— begin —

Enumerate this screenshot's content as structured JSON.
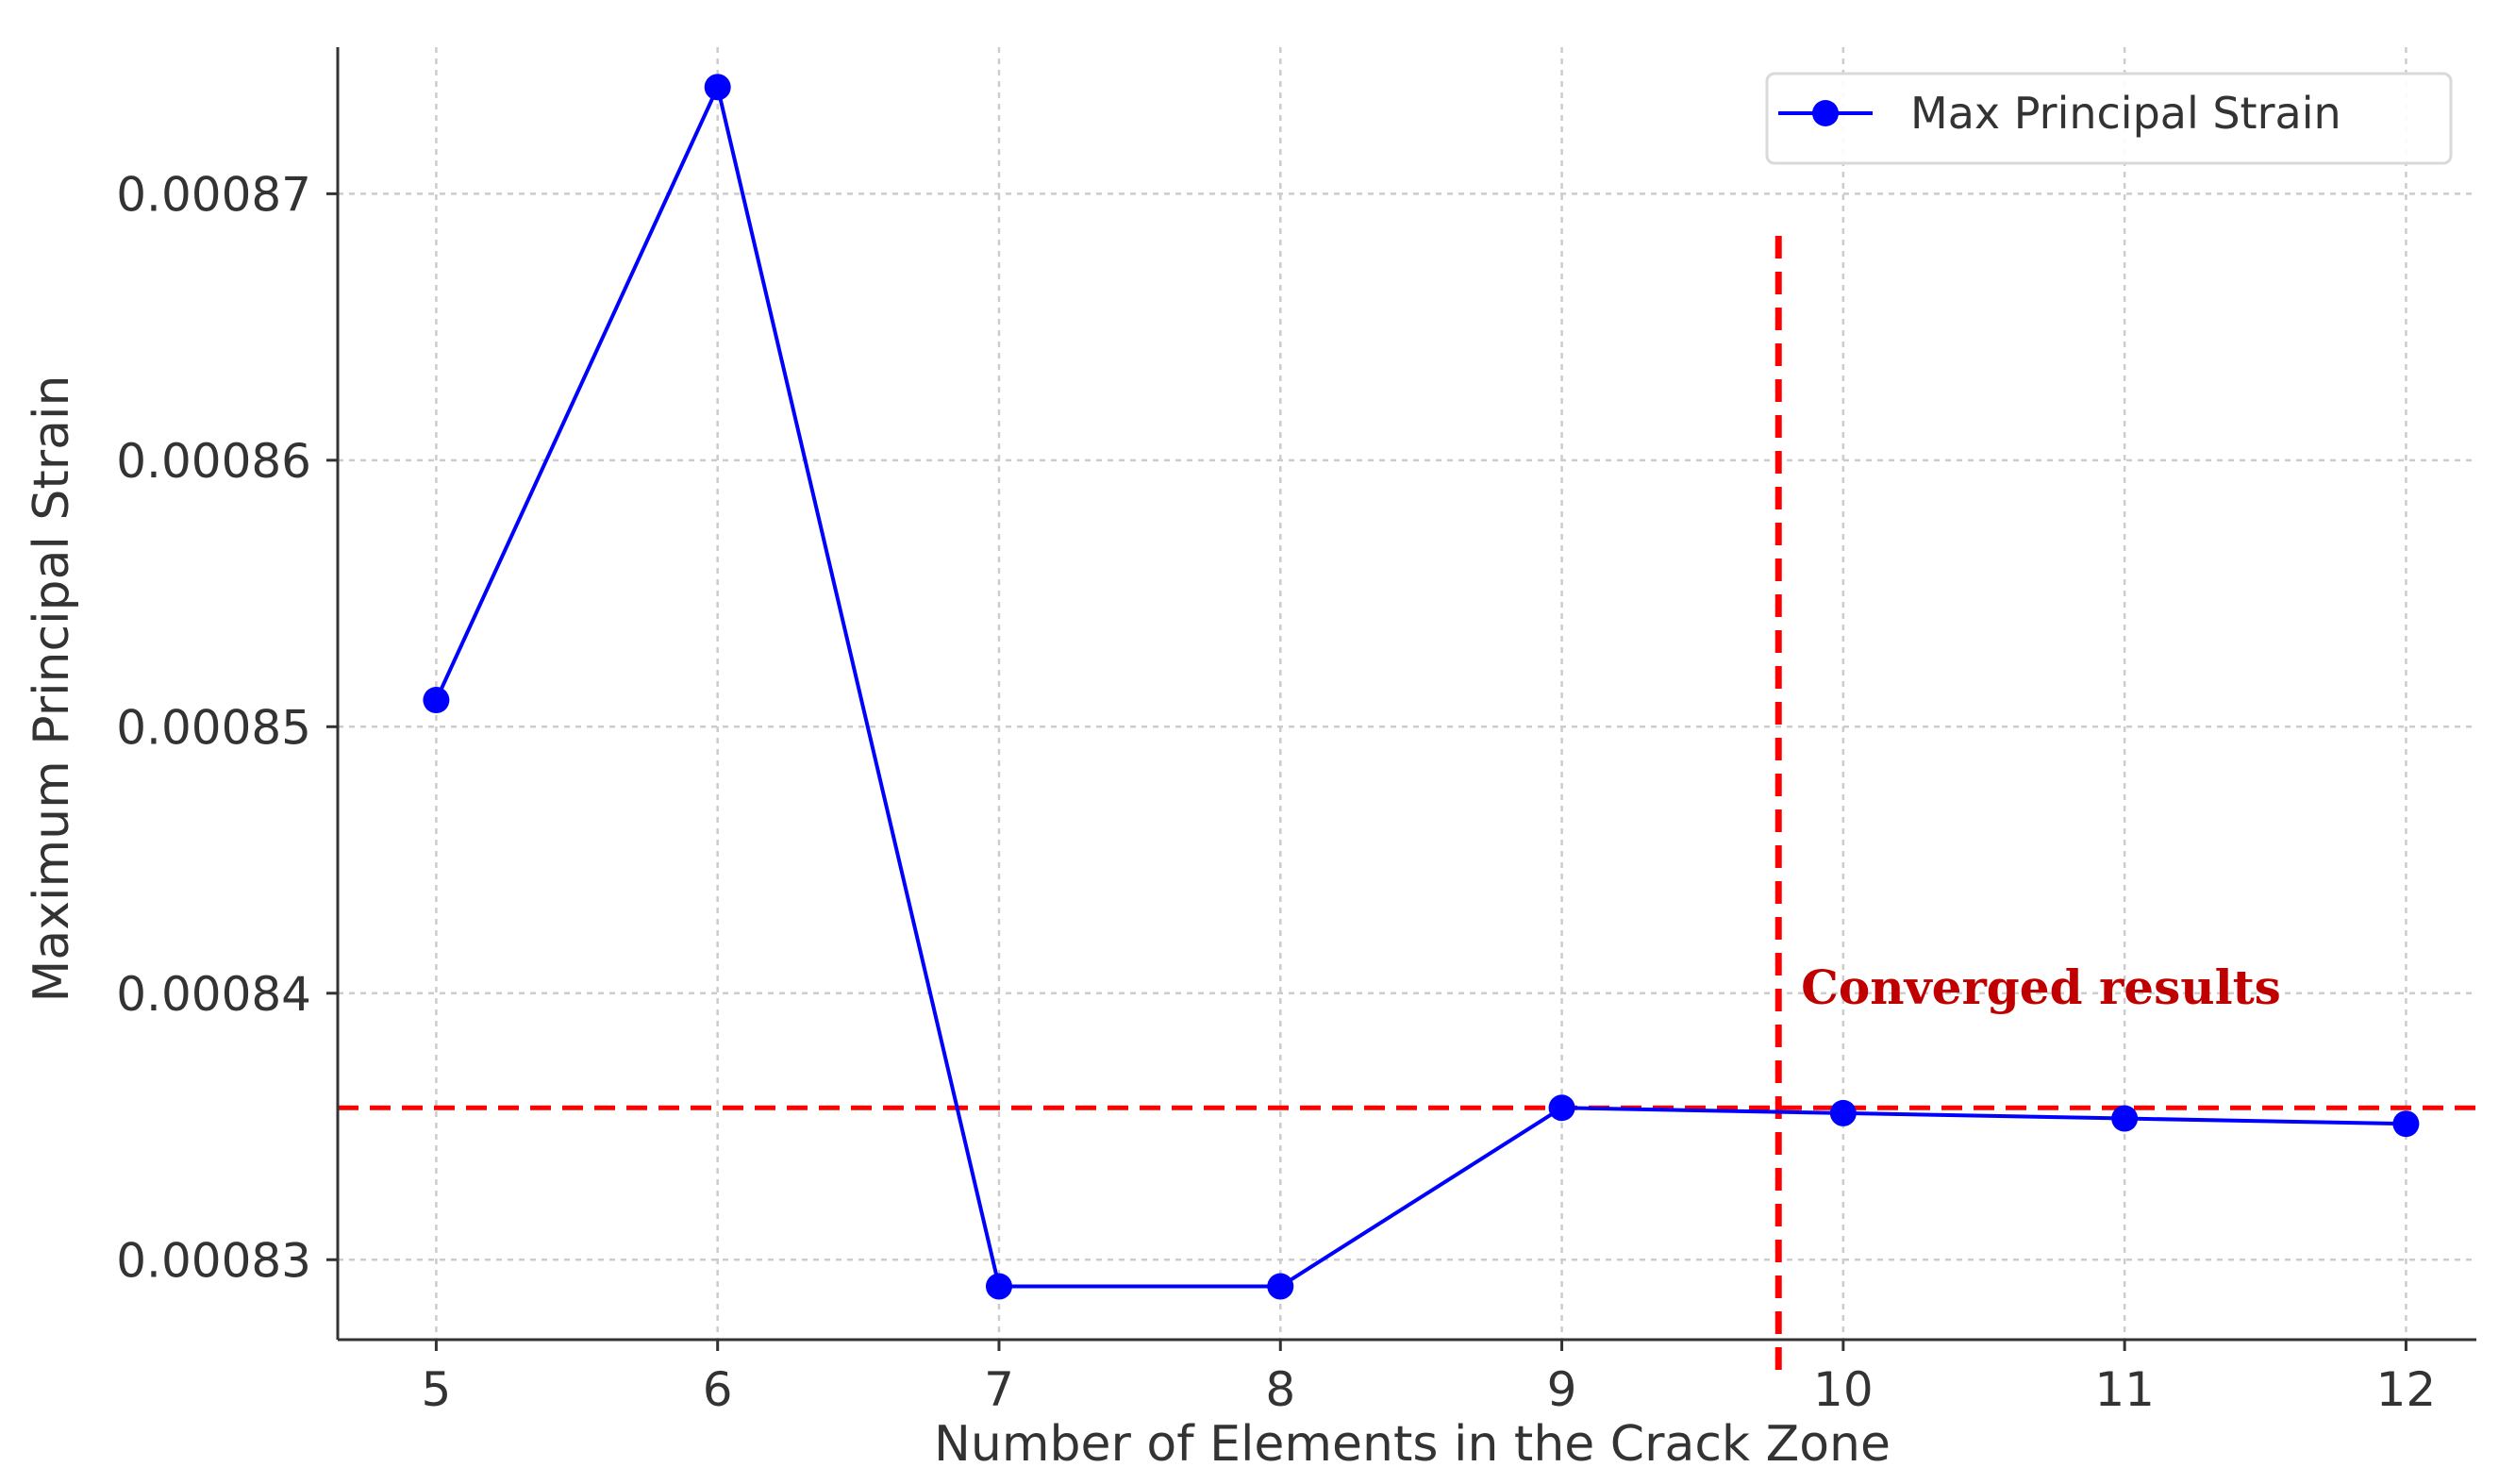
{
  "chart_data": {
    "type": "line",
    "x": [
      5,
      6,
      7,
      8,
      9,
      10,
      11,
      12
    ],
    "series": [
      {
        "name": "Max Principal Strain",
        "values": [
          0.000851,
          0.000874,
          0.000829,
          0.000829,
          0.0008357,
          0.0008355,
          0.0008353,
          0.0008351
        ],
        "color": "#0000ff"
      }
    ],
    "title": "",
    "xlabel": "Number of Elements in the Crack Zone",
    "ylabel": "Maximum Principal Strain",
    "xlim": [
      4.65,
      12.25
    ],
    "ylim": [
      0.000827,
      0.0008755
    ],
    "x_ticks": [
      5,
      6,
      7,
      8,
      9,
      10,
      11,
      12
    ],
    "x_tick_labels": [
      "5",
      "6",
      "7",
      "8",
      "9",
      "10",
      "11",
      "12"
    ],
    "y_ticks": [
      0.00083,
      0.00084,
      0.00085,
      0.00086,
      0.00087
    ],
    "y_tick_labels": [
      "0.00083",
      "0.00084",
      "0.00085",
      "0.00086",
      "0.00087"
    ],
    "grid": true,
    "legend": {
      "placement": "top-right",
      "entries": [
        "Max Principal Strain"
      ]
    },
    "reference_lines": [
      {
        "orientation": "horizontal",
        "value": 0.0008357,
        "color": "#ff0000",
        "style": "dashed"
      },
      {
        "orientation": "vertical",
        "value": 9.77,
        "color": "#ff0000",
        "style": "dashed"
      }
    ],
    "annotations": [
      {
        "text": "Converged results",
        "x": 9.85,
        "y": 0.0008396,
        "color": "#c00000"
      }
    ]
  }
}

— end —
— begin —

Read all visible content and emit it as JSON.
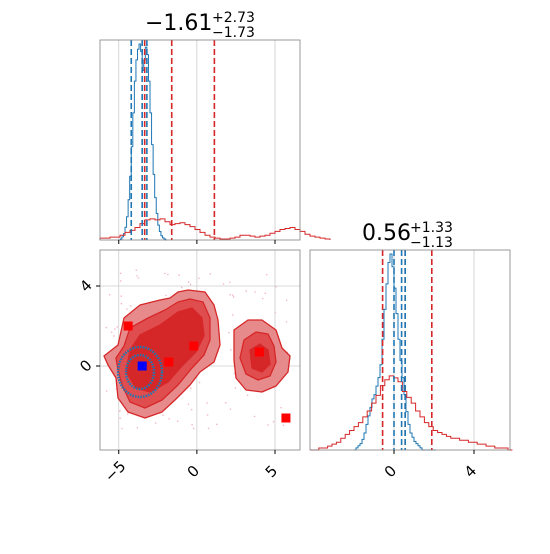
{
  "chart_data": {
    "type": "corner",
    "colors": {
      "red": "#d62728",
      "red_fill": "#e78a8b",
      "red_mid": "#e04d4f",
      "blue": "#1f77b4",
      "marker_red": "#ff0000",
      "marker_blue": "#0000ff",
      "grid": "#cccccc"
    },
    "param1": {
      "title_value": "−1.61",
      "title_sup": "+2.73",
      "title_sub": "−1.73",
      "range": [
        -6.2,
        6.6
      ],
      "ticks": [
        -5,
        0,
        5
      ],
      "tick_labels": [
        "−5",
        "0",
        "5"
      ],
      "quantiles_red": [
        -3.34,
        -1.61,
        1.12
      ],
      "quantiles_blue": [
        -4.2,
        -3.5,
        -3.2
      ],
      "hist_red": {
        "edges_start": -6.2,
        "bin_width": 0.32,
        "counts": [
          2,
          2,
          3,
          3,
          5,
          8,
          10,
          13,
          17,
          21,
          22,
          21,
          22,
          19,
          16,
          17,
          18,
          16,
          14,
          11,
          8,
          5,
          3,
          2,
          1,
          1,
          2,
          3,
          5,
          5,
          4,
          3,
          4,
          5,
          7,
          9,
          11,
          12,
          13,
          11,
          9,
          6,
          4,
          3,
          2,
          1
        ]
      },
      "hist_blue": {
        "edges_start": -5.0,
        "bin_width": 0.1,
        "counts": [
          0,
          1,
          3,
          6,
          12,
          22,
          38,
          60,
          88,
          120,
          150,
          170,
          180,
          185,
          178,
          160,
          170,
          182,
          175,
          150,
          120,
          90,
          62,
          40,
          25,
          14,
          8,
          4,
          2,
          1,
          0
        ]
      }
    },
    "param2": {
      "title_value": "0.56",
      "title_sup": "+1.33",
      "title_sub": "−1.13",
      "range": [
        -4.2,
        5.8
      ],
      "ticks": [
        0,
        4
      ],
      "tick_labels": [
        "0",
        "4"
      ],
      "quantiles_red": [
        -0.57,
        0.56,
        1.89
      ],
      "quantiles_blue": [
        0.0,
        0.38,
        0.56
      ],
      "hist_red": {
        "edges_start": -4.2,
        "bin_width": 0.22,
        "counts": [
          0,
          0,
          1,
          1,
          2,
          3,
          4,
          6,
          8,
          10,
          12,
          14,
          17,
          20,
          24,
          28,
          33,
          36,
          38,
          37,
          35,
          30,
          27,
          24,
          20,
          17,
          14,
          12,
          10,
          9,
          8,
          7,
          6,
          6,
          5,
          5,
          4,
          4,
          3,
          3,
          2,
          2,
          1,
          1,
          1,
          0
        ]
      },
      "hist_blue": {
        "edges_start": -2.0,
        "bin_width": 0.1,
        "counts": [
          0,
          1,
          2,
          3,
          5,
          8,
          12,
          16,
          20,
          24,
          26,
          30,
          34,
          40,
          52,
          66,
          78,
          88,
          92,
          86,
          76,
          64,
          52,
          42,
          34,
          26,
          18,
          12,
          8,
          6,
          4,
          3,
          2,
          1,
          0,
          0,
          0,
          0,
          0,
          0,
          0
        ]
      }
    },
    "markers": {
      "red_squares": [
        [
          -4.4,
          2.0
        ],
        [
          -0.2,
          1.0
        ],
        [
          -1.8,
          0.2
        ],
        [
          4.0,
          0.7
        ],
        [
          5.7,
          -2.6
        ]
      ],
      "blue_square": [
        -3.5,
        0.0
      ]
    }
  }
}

— end —
— begin —

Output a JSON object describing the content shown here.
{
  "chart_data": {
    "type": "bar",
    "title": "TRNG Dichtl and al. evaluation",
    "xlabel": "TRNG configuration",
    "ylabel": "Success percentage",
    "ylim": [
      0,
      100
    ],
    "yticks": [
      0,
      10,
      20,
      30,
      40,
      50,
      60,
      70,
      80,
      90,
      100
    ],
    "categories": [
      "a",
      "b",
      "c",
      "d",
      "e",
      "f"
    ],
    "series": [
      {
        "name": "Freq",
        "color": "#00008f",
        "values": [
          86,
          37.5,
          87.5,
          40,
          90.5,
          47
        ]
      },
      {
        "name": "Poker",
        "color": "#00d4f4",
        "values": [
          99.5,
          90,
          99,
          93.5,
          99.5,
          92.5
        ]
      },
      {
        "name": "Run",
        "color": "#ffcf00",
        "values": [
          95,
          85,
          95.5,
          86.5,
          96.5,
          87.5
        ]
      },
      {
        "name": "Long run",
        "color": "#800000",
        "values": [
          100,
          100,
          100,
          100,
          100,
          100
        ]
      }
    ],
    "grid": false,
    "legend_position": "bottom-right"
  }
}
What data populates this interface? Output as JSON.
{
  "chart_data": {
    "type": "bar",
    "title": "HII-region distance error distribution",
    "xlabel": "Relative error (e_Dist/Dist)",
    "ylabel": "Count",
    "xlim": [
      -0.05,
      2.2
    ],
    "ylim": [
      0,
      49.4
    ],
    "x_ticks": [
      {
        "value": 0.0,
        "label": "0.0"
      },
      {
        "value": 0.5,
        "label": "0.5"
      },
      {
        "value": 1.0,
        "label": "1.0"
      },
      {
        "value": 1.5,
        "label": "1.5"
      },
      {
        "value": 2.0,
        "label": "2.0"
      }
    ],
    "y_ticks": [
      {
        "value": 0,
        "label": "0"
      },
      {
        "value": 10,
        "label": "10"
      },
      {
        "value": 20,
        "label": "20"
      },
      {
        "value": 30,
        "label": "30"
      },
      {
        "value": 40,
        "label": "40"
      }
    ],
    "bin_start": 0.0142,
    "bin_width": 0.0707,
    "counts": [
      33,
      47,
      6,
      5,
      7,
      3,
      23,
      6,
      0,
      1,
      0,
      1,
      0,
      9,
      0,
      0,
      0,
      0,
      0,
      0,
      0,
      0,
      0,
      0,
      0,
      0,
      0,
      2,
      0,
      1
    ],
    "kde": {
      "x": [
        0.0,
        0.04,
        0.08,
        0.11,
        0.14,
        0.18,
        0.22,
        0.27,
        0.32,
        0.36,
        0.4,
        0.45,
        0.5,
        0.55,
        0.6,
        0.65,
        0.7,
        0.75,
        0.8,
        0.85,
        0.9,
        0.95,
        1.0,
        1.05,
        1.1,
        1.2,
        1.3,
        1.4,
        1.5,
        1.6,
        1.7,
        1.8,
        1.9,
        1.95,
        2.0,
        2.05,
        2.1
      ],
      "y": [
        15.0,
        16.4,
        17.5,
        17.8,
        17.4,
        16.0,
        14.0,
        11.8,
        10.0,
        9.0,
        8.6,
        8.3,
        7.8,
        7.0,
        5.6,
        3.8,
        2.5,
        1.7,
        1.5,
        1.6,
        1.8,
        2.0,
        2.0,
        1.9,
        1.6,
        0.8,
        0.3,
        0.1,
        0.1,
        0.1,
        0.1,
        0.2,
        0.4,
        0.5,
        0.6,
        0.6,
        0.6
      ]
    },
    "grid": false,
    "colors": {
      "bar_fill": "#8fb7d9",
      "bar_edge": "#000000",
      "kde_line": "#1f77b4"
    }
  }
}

— end —

JOB. Show each line holding the word "Output".

FINISHED ANSWER.
Output a JSON object describing the content shown here.
What data populates this interface? Output as JSON.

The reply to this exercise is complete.